┌──

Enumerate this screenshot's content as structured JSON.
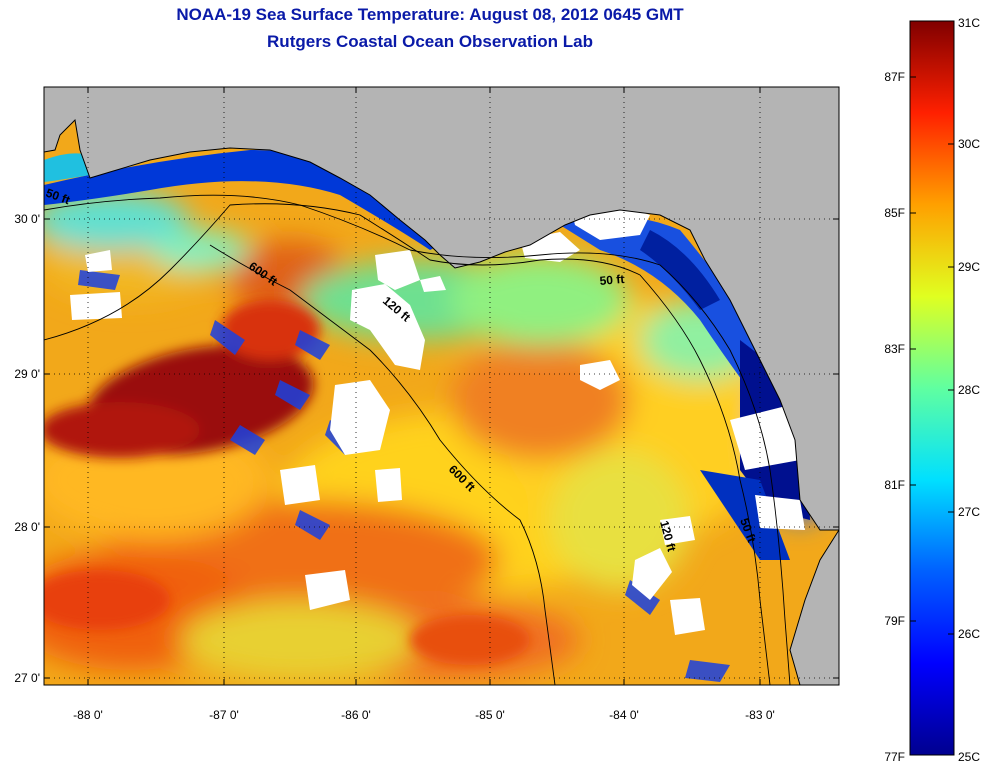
{
  "title": {
    "line1": "NOAA-19 Sea Surface Temperature:  August 08, 2012 0645 GMT",
    "line2": "Rutgers Coastal Ocean Observation Lab"
  },
  "map": {
    "lon_labels": [
      "-88 0'",
      "-87 0'",
      "-86 0'",
      "-85 0'",
      "-84 0'",
      "-83 0'"
    ],
    "lat_labels": [
      "30 0'",
      "29 0'",
      "28 0'",
      "27 0'"
    ],
    "isobath_labels": [
      "50 ft",
      "600 ft",
      "120 ft",
      "50 ft",
      "600 ft",
      "120 ft",
      "50 ft"
    ],
    "colors": {
      "land": "#b4b4b4",
      "cloud": "#ffffff",
      "coast": "#000000"
    }
  },
  "colorbar": {
    "fahrenheit": [
      "87F",
      "85F",
      "83F",
      "81F",
      "79F",
      "77F"
    ],
    "celsius": [
      "31C",
      "30C",
      "29C",
      "28C",
      "27C",
      "26C",
      "25C"
    ],
    "colors": [
      "#00008f",
      "#0000ff",
      "#0080ff",
      "#00ffff",
      "#80ff80",
      "#ffff00",
      "#ff8000",
      "#ff0000",
      "#800000"
    ]
  }
}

└──

▶ TASK TO COMPLETE: Give an exact copy of the material, leaving out every picture.

▶ RESULT BELOW:
Enumerate this screenshot's content as structured JSON.
{
  "title": {
    "line1": "NOAA-19 Sea Surface Temperature:  August 08, 2012 0645 GMT",
    "line2": "Rutgers Coastal Ocean Observation Lab"
  },
  "map": {
    "lon_labels": [
      "-88 0'",
      "-87 0'",
      "-86 0'",
      "-85 0'",
      "-84 0'",
      "-83 0'"
    ],
    "lat_labels": [
      "30 0'",
      "29 0'",
      "28 0'",
      "27 0'"
    ],
    "isobath_labels": [
      "50 ft",
      "600 ft",
      "120 ft",
      "50 ft",
      "600 ft",
      "120 ft",
      "50 ft"
    ],
    "colors": {
      "land": "#b4b4b4",
      "cloud": "#ffffff",
      "coast": "#000000"
    }
  },
  "colorbar": {
    "fahrenheit": [
      "87F",
      "85F",
      "83F",
      "81F",
      "79F",
      "77F"
    ],
    "celsius": [
      "31C",
      "30C",
      "29C",
      "28C",
      "27C",
      "26C",
      "25C"
    ],
    "colors": [
      "#00008f",
      "#0000ff",
      "#0080ff",
      "#00ffff",
      "#80ff80",
      "#ffff00",
      "#ff8000",
      "#ff0000",
      "#800000"
    ]
  }
}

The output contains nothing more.